The exercise =
Wherever a line holds the string "规培基地", copy that line.
--- Exercise material ---
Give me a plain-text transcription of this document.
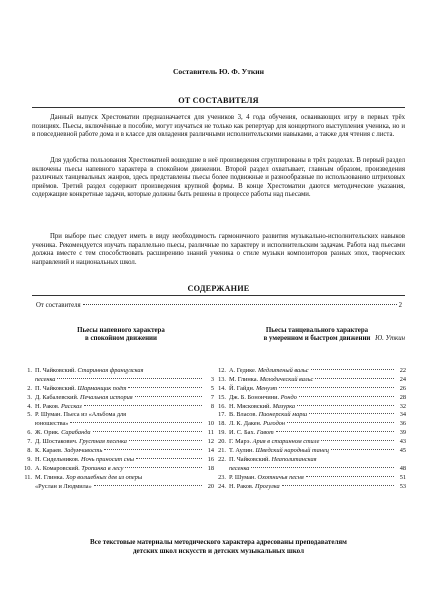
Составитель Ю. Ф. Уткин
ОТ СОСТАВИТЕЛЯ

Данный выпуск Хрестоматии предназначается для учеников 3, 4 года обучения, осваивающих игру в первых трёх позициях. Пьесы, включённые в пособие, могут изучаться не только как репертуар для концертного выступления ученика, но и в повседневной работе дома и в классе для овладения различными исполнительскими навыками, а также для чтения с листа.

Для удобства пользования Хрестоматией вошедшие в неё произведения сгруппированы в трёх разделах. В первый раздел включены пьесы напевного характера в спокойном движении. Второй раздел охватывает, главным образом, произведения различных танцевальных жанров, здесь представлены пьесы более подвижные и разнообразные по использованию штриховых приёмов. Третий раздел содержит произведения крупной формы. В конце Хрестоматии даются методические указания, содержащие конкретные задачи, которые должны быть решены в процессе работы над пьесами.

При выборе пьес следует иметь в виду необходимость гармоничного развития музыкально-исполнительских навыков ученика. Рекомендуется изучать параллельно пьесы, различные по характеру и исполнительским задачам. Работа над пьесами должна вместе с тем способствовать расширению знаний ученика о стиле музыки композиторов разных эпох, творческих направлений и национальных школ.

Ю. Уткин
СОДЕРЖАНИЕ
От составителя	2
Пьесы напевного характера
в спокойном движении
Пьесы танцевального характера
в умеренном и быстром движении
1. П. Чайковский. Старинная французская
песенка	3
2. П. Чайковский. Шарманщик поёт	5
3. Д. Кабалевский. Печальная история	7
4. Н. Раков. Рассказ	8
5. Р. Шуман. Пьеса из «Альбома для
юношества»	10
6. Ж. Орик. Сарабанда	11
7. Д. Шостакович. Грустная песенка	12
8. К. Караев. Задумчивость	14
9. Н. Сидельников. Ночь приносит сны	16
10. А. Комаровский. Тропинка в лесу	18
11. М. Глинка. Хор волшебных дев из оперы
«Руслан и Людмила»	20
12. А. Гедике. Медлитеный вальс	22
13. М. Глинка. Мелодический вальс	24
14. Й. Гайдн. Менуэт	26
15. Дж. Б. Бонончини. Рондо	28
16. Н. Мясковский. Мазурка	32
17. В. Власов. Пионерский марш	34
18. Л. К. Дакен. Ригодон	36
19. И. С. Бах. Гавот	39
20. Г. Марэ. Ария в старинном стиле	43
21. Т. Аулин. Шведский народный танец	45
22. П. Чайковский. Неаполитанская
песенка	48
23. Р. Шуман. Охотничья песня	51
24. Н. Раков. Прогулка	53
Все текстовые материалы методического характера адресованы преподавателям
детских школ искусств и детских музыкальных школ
---
--- Exercise material ---
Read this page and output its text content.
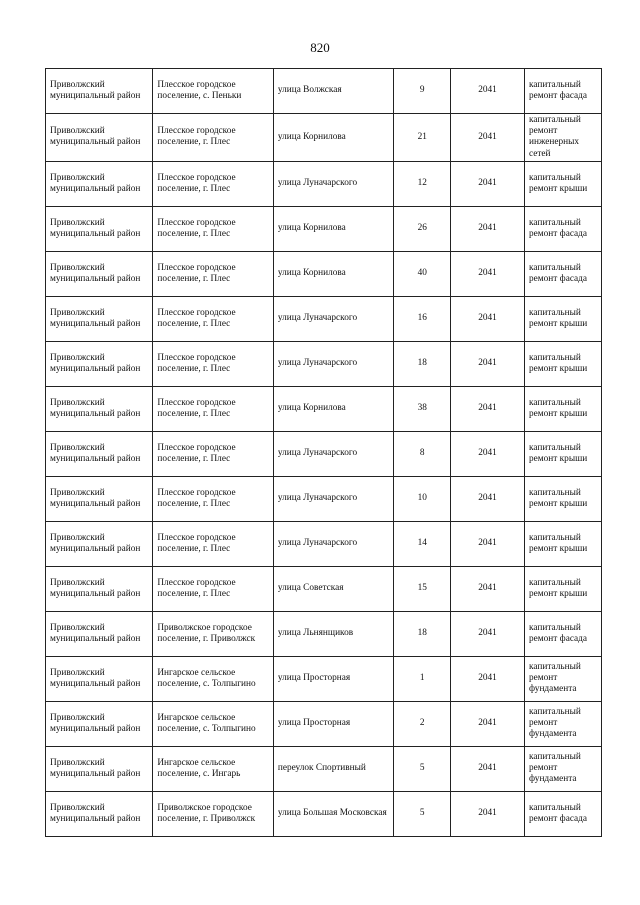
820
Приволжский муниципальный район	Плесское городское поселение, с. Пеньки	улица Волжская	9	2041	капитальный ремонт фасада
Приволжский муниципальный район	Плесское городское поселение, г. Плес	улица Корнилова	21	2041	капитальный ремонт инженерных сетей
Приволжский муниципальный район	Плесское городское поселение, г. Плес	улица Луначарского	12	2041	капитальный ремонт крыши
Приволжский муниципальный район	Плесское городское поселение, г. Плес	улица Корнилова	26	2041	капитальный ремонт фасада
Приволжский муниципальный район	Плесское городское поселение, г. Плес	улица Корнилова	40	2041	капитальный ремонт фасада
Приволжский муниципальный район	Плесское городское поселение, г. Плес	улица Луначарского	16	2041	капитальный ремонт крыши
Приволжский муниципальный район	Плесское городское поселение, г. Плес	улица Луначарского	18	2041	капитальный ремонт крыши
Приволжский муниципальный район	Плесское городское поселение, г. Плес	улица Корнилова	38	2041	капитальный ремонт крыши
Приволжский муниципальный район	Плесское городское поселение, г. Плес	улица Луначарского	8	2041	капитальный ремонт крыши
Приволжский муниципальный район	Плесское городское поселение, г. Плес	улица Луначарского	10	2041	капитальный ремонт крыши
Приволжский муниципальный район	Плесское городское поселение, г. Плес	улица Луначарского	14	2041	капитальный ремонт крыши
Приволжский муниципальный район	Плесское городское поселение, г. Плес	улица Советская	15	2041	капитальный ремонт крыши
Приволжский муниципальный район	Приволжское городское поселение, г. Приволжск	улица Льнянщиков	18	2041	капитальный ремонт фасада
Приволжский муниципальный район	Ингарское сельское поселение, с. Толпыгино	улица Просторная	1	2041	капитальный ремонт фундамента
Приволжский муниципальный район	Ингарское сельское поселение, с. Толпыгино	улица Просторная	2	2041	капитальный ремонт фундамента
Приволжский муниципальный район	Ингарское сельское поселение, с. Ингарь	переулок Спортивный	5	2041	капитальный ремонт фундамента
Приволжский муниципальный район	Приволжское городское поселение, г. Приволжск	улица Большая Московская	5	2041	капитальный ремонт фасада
---
--- Exercise material ---
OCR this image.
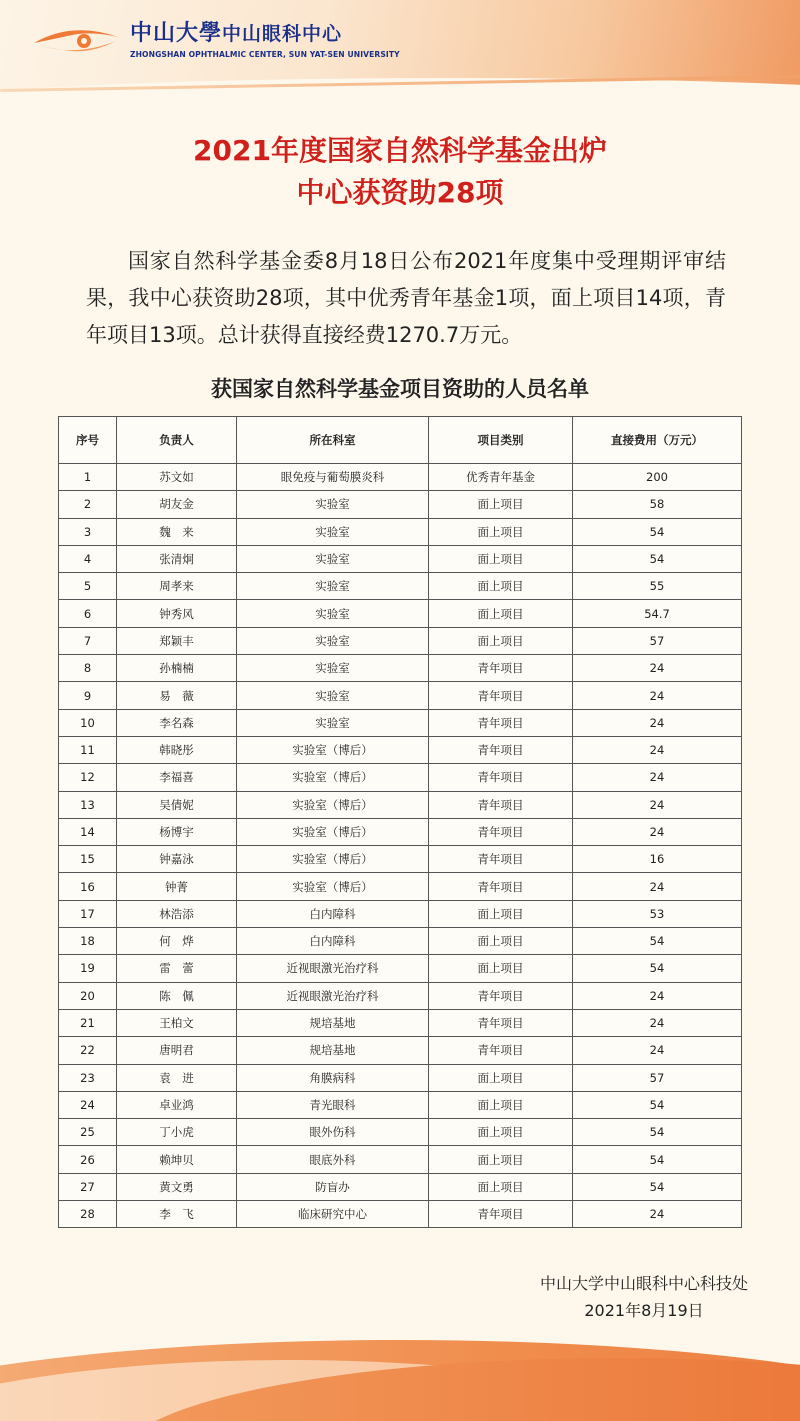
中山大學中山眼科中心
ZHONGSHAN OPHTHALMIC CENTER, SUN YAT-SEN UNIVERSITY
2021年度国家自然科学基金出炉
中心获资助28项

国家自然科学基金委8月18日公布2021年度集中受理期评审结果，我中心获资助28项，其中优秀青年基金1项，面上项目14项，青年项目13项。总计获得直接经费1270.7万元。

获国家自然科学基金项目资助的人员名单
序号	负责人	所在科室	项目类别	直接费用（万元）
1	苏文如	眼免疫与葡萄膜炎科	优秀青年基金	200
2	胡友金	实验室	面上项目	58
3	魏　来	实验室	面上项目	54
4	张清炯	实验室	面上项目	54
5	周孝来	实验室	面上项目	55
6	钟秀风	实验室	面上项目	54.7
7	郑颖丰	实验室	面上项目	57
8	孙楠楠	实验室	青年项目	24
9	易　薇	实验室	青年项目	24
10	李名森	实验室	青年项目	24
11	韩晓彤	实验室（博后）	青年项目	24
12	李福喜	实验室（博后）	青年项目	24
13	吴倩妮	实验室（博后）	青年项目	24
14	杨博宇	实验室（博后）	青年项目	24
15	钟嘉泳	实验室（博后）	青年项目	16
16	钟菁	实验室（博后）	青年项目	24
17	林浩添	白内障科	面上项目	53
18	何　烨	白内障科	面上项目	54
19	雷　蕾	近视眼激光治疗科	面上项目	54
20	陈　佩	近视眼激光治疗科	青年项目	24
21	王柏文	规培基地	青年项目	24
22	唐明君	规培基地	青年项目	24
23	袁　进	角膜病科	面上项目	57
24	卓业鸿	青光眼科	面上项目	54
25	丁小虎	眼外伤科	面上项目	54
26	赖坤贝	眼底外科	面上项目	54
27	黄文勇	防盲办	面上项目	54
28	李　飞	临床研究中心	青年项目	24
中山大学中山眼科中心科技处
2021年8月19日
---
Task result =
21	王柏文	规培基地	青年项目	24
22	唐明君	规培基地	青年项目	24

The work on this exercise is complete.